== Your instructions ==
Restate each of the lines given below, word for word.

━━━ Provided data ━━━

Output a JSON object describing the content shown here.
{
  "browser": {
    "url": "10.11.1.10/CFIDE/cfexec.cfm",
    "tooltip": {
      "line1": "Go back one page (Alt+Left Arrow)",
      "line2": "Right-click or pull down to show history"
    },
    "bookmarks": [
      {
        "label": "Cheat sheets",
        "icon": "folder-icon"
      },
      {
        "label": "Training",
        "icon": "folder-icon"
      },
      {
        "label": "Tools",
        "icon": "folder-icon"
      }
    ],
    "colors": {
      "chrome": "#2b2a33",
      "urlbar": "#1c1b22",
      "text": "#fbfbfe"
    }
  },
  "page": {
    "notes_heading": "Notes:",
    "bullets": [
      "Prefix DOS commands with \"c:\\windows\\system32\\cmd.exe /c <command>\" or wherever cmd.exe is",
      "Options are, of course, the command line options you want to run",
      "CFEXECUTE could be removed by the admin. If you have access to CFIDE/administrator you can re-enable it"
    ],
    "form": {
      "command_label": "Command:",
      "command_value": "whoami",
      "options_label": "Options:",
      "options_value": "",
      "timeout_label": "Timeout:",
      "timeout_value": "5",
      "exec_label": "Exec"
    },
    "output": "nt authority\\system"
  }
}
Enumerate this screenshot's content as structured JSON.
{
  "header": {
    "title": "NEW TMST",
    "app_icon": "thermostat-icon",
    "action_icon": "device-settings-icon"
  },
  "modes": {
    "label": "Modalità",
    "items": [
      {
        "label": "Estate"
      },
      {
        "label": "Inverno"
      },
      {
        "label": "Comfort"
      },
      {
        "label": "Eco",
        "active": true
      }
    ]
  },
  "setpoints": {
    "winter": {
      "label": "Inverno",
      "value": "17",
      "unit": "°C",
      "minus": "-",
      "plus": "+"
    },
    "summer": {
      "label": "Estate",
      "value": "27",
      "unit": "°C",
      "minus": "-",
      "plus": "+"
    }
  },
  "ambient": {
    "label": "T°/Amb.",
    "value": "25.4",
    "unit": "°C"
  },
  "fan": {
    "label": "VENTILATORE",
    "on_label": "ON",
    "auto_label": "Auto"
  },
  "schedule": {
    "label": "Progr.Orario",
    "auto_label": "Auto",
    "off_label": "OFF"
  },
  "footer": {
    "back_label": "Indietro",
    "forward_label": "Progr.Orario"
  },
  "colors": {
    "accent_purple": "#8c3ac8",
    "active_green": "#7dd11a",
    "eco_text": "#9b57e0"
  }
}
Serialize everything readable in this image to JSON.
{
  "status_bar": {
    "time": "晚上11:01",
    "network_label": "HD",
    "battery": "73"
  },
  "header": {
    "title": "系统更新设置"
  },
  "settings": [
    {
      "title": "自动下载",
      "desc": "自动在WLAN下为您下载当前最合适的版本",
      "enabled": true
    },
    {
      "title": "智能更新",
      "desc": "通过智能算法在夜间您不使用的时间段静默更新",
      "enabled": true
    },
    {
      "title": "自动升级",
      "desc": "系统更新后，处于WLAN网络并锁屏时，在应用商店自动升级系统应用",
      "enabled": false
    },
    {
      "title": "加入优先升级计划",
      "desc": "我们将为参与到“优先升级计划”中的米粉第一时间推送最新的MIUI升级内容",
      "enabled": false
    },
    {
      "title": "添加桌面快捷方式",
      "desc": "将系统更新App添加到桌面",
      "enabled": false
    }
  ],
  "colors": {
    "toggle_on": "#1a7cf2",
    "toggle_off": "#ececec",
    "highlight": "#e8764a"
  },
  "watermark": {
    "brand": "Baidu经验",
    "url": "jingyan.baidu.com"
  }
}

━━━

== Response ==
Output a JSON object describing the content shown here.
{
  "browser": {
    "url": "10.11.1.10/CFIDE/cfexec.cfm",
    "tooltip": {
      "line1": "Go back one page (Alt+Left Arrow)",
      "line2": "Right-click or pull down to show history"
    },
    "bookmarks": [
      {
        "label": "Cheat sheets",
        "icon": "folder-icon"
      },
      {
        "label": "Training",
        "icon": "folder-icon"
      },
      {
        "label": "Tools",
        "icon": "folder-icon"
      }
    ],
    "colors": {
      "chrome": "#2b2a33",
      "urlbar": "#1c1b22",
      "text": "#fbfbfe"
    }
  },
  "page": {
    "notes_heading": "Notes:",
    "bullets": [
      "Prefix DOS commands with \"c:\\windows\\system32\\cmd.exe /c <command>\" or wherever cmd.exe is",
      "Options are, of course, the command line options you want to run",
      "CFEXECUTE could be removed by the admin. If you have access to CFIDE/administrator you can re-enable it"
    ],
    "form": {
      "command_label": "Command:",
      "command_value": "whoami",
      "options_label": "Options:",
      "options_value": "",
      "timeout_label": "Timeout:",
      "timeout_value": "5",
      "exec_label": "Exec"
    },
    "output": "nt authority\\system"
  }
}
Enumerate this screenshot's content as structured JSON.
{
  "header": {
    "title": "NEW TMST",
    "app_icon": "thermostat-icon",
    "action_icon": "device-settings-icon"
  },
  "modes": {
    "label": "Modalità",
    "items": [
      {
        "label": "Estate"
      },
      {
        "label": "Inverno"
      },
      {
        "label": "Comfort"
      },
      {
        "label": "Eco",
        "active": true
      }
    ]
  },
  "setpoints": {
    "winter": {
      "label": "Inverno",
      "value": "17",
      "unit": "°C",
      "minus": "-",
      "plus": "+"
    },
    "summer": {
      "label": "Estate",
      "value": "27",
      "unit": "°C",
      "minus": "-",
      "plus": "+"
    }
  },
  "ambient": {
    "label": "T°/Amb.",
    "value": "25.4",
    "unit": "°C"
  },
  "fan": {
    "label": "VENTILATORE",
    "on_label": "ON",
    "auto_label": "Auto"
  },
  "schedule": {
    "label": "Progr.Orario",
    "auto_label": "Auto",
    "off_label": "OFF"
  },
  "footer": {
    "back_label": "Indietro",
    "forward_label": "Progr.Orario"
  },
  "colors": {
    "accent_purple": "#8c3ac8",
    "active_green": "#7dd11a",
    "eco_text": "#9b57e0"
  }
}
Serialize everything readable in this image to JSON.
{
  "status_bar": {
    "time": "晚上11:01",
    "network_label": "HD",
    "battery": "73"
  },
  "header": {
    "title": "系统更新设置"
  },
  "settings": [
    {
      "title": "自动下载",
      "desc": "自动在WLAN下为您下载当前最合适的版本",
      "enabled": true
    },
    {
      "title": "智能更新",
      "desc": "通过智能算法在夜间您不使用的时间段静默更新",
      "enabled": true
    },
    {
      "title": "自动升级",
      "desc": "系统更新后，处于WLAN网络并锁屏时，在应用商店自动升级系统应用",
      "enabled": false
    },
    {
      "title": "加入优先升级计划",
      "desc": "我们将为参与到“优先升级计划”中的米粉第一时间推送最新的MIUI升级内容",
      "enabled": false
    },
    {
      "title": "添加桌面快捷方式",
      "desc": "将系统更新App添加到桌面",
      "enabled": false
    }
  ],
  "colors": {
    "toggle_on": "#1a7cf2",
    "toggle_off": "#ececec",
    "highlight": "#e8764a"
  },
  "watermark": {
    "brand": "Baidu经验",
    "url": "jingyan.baidu.com"
  }
}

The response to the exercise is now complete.